(Data for this task)

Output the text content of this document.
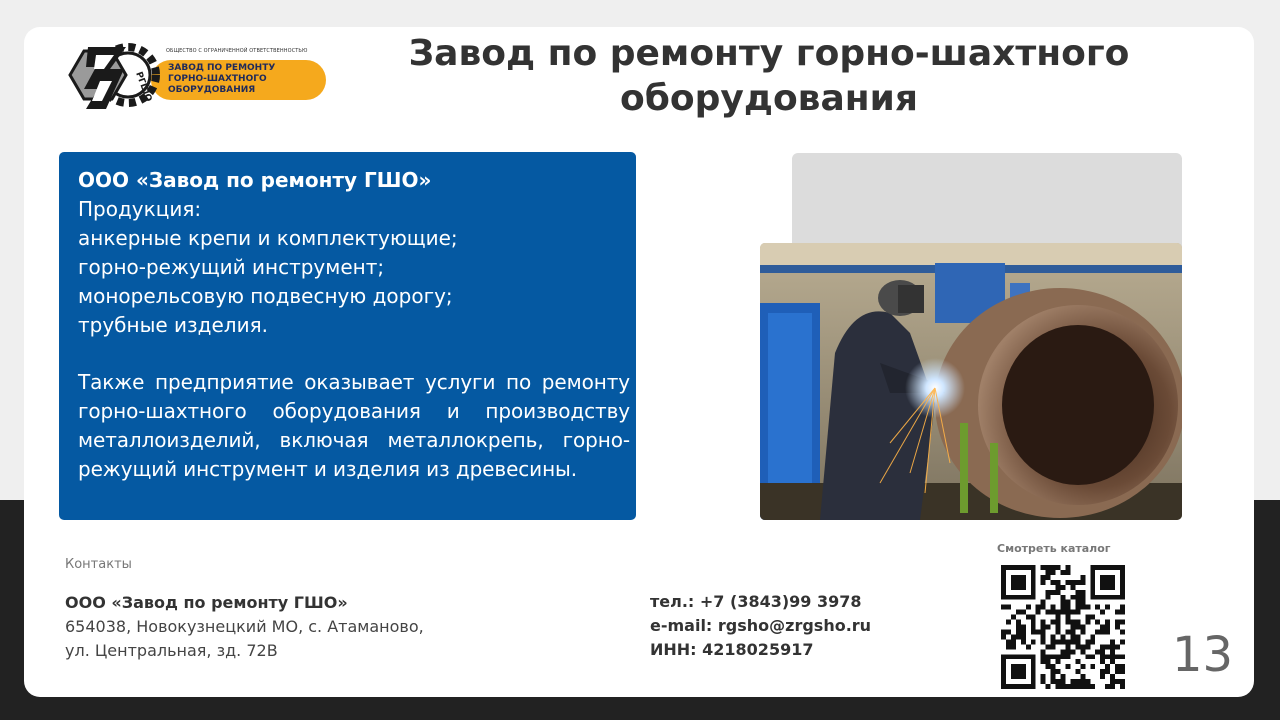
РГШО
ОБЩЕСТВО С ОГРАНИЧЕННОЙ ОТВЕТСТВЕННОСТЬЮ
ЗАВОД ПО РЕМОНТУ
ГОРНО-ШАХТНОГО
ОБОРУДОВАНИЯ
Завод по ремонту горно-шахтного
оборудования
ООО «Завод по ремонту ГШО»
Продукция:
анкерные крепи и комплектующие;
горно-режущий инструмент;
монорельсовую подвесную дорогу;
трубные изделия.
Также предприятие оказывает услуги по ремонту горно-шахтного оборудования и производству металлоизделий, включая металлокрепь, горно-режущий инструмент и изделия из древесины.
Контакты
ООО «Завод по ремонту ГШО»
654038, Новокузнецкий МО, с. Атаманово,
ул. Центральная, зд. 72В
тел.: +7 (3843)99 3978
e-mail: rgsho@zrgsho.ru
ИНН: 4218025917
Смотреть каталог
13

(What to do) Omit the pictures, then output the rest of the listing exactly.

(Expected answer)
Output the text content of this document.
РГШО
ОБЩЕСТВО С ОГРАНИЧЕННОЙ ОТВЕТСТВЕННОСТЬЮ
ЗАВОД ПО РЕМОНТУ
ГОРНО-ШАХТНОГО
ОБОРУДОВАНИЯ
Завод по ремонту горно-шахтного
оборудования
ООО «Завод по ремонту ГШО»
Продукция:
анкерные крепи и комплектующие;
горно-режущий инструмент;
монорельсовую подвесную дорогу;
трубные изделия.
Также предприятие оказывает услуги по ремонту горно-шахтного оборудования и производству металлоизделий, включая металлокрепь, горно-режущий инструмент и изделия из древесины.
Контакты
ООО «Завод по ремонту ГШО»
654038, Новокузнецкий МО, с. Атаманово,
ул. Центральная, зд. 72В
тел.: +7 (3843)99 3978
e-mail: rgsho@zrgsho.ru
ИНН: 4218025917
Смотреть каталог
13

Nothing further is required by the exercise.